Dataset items
====

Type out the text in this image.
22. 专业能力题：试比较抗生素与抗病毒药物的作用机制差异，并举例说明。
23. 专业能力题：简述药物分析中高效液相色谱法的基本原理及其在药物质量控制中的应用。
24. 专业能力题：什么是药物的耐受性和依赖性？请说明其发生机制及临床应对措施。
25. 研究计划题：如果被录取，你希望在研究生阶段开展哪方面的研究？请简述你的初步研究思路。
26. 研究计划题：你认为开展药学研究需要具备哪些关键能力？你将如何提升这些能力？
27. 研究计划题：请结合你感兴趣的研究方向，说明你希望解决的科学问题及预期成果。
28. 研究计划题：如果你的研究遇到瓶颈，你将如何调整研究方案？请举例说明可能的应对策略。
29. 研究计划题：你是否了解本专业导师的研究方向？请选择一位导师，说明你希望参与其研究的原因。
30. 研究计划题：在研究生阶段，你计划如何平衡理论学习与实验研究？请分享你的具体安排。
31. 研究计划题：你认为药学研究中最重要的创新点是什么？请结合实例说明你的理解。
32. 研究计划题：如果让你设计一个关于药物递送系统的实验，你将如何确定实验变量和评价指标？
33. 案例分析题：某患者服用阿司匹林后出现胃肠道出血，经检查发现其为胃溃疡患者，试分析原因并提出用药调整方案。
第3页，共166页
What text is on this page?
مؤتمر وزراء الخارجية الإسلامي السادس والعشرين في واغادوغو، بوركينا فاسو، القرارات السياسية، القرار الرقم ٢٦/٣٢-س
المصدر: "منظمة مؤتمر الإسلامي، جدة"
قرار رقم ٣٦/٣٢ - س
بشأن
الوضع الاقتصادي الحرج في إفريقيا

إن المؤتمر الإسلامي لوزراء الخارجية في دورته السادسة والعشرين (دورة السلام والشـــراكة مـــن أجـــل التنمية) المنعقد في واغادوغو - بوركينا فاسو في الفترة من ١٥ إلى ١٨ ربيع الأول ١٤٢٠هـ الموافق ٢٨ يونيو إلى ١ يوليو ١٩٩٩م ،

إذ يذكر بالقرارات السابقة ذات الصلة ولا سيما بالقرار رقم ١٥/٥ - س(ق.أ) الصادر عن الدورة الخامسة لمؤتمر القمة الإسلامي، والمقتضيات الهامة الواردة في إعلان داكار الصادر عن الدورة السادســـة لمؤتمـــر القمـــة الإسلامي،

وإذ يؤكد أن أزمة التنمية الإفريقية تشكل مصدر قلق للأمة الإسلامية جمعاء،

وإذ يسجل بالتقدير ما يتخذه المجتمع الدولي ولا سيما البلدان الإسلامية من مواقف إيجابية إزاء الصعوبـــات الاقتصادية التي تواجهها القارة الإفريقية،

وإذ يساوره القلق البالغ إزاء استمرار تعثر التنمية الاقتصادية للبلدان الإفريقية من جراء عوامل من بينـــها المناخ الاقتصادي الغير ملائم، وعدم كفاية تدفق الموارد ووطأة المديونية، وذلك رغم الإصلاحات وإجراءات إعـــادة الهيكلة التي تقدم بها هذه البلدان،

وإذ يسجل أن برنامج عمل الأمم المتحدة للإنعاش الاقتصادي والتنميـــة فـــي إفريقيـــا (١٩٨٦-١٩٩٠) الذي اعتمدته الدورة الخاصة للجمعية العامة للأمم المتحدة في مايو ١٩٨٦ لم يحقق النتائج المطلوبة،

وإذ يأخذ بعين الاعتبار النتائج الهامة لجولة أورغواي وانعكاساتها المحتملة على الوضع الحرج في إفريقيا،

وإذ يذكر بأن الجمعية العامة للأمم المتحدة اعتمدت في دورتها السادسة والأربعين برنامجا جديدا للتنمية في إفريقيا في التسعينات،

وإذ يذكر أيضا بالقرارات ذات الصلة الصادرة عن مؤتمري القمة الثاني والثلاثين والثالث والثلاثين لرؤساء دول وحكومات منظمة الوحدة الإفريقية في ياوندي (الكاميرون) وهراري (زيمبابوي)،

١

====

▶ [EXERCISE INSTRUCTIONS]:
Copy every line verbatim.

▶ [THE RESPONSE]:
Type out the text in this image.
22. 专业能力题：试比较抗生素与抗病毒药物的作用机制差异，并举例说明。
23. 专业能力题：简述药物分析中高效液相色谱法的基本原理及其在药物质量控制中的应用。
24. 专业能力题：什么是药物的耐受性和依赖性？请说明其发生机制及临床应对措施。
25. 研究计划题：如果被录取，你希望在研究生阶段开展哪方面的研究？请简述你的初步研究思路。
26. 研究计划题：你认为开展药学研究需要具备哪些关键能力？你将如何提升这些能力？
27. 研究计划题：请结合你感兴趣的研究方向，说明你希望解决的科学问题及预期成果。
28. 研究计划题：如果你的研究遇到瓶颈，你将如何调整研究方案？请举例说明可能的应对策略。
29. 研究计划题：你是否了解本专业导师的研究方向？请选择一位导师，说明你希望参与其研究的原因。
30. 研究计划题：在研究生阶段，你计划如何平衡理论学习与实验研究？请分享你的具体安排。
31. 研究计划题：你认为药学研究中最重要的创新点是什么？请结合实例说明你的理解。
32. 研究计划题：如果让你设计一个关于药物递送系统的实验，你将如何确定实验变量和评价指标？
33. 案例分析题：某患者服用阿司匹林后出现胃肠道出血，经检查发现其为胃溃疡患者，试分析原因并提出用药调整方案。
第3页，共166页
What text is on this page?
مؤتمر وزراء الخارجية الإسلامي السادس والعشرين في واغادوغو، بوركينا فاسو، القرارات السياسية، القرار الرقم ٢٦/٣٢-س
المصدر: "منظمة مؤتمر الإسلامي، جدة"
قرار رقم ٣٦/٣٢ - س
بشأن
الوضع الاقتصادي الحرج في إفريقيا

إن المؤتمر الإسلامي لوزراء الخارجية في دورته السادسة والعشرين (دورة السلام والشـــراكة مـــن أجـــل التنمية) المنعقد في واغادوغو - بوركينا فاسو في الفترة من ١٥ إلى ١٨ ربيع الأول ١٤٢٠هـ الموافق ٢٨ يونيو إلى ١ يوليو ١٩٩٩م ،

إذ يذكر بالقرارات السابقة ذات الصلة ولا سيما بالقرار رقم ١٥/٥ - س(ق.أ) الصادر عن الدورة الخامسة لمؤتمر القمة الإسلامي، والمقتضيات الهامة الواردة في إعلان داكار الصادر عن الدورة السادســـة لمؤتمـــر القمـــة الإسلامي،

وإذ يؤكد أن أزمة التنمية الإفريقية تشكل مصدر قلق للأمة الإسلامية جمعاء،

وإذ يسجل بالتقدير ما يتخذه المجتمع الدولي ولا سيما البلدان الإسلامية من مواقف إيجابية إزاء الصعوبـــات الاقتصادية التي تواجهها القارة الإفريقية،

وإذ يساوره القلق البالغ إزاء استمرار تعثر التنمية الاقتصادية للبلدان الإفريقية من جراء عوامل من بينـــها المناخ الاقتصادي الغير ملائم، وعدم كفاية تدفق الموارد ووطأة المديونية، وذلك رغم الإصلاحات وإجراءات إعـــادة الهيكلة التي تقدم بها هذه البلدان،

وإذ يسجل أن برنامج عمل الأمم المتحدة للإنعاش الاقتصادي والتنميـــة فـــي إفريقيـــا (١٩٨٦-١٩٩٠) الذي اعتمدته الدورة الخاصة للجمعية العامة للأمم المتحدة في مايو ١٩٨٦ لم يحقق النتائج المطلوبة،

وإذ يأخذ بعين الاعتبار النتائج الهامة لجولة أورغواي وانعكاساتها المحتملة على الوضع الحرج في إفريقيا،

وإذ يذكر بأن الجمعية العامة للأمم المتحدة اعتمدت في دورتها السادسة والأربعين برنامجا جديدا للتنمية في إفريقيا في التسعينات،

وإذ يذكر أيضا بالقرارات ذات الصلة الصادرة عن مؤتمري القمة الثاني والثلاثين والثالث والثلاثين لرؤساء دول وحكومات منظمة الوحدة الإفريقية في ياوندي (الكاميرون) وهراري (زيمبابوي)،

١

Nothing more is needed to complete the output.